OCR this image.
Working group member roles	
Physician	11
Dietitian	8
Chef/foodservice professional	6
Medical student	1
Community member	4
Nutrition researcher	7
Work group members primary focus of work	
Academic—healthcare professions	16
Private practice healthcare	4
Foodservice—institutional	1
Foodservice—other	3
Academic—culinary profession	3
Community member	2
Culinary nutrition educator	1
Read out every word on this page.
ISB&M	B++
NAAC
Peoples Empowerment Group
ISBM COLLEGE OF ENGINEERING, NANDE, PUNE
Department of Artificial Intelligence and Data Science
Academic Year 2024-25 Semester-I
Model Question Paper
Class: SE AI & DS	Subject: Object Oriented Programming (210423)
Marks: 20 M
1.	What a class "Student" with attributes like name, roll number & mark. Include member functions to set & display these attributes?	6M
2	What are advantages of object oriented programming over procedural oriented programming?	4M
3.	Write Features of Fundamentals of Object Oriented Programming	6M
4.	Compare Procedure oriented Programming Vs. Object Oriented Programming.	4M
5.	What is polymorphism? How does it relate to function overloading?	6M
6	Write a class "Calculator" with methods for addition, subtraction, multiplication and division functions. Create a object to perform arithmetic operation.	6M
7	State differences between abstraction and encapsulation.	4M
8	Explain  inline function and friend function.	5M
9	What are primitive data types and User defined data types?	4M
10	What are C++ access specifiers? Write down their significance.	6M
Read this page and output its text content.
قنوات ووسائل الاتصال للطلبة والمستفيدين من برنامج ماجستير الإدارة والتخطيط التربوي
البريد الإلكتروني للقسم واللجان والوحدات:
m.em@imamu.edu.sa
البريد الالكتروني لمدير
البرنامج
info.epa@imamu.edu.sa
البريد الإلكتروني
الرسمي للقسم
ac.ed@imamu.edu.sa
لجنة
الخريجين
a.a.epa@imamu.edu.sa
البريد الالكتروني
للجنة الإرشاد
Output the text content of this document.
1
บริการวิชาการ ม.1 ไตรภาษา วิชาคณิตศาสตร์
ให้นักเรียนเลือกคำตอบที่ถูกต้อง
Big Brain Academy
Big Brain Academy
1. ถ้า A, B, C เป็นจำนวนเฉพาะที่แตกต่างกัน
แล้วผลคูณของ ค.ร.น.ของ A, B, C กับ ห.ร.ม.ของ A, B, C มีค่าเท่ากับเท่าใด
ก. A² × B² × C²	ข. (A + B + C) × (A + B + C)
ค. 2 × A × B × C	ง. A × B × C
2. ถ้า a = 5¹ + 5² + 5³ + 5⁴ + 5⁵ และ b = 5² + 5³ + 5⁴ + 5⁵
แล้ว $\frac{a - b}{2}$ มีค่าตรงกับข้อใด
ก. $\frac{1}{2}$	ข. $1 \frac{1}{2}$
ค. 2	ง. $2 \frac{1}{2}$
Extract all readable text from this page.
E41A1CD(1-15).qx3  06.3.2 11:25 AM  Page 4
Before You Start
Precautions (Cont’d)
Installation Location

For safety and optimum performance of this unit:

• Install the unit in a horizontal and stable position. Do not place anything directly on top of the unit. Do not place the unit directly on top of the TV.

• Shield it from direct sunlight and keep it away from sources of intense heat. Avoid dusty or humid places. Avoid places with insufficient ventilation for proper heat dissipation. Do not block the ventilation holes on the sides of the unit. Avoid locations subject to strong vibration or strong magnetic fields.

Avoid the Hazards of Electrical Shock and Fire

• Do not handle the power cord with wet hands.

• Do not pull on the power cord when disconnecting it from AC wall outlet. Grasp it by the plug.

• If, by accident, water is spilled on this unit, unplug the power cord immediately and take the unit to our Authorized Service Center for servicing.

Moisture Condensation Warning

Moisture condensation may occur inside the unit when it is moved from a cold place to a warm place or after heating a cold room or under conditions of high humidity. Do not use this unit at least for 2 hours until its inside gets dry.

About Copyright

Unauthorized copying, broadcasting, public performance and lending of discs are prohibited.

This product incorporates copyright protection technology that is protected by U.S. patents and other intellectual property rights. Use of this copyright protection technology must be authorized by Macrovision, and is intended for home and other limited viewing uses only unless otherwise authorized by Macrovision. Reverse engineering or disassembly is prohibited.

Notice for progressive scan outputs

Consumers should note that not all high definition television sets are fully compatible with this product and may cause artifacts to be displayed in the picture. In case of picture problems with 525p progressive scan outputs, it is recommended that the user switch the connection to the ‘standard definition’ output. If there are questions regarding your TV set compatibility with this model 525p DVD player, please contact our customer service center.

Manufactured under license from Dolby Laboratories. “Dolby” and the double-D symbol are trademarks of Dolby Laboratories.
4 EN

★ ★ ★ ★

** Exercise instructions **
Pull out each line holding the string "Avoid".

** Problem solution **
• Shield it from direct sunlight and keep it away from sources of intense heat. Avoid dusty or humid places. Avoid places with insufficient ventilation for proper heat dissipation. Do not block the ventilation holes on the sides of the unit. Avoid locations subject to strong vibration or strong magnetic fields.
Avoid the Hazards of Electrical Shock and Fire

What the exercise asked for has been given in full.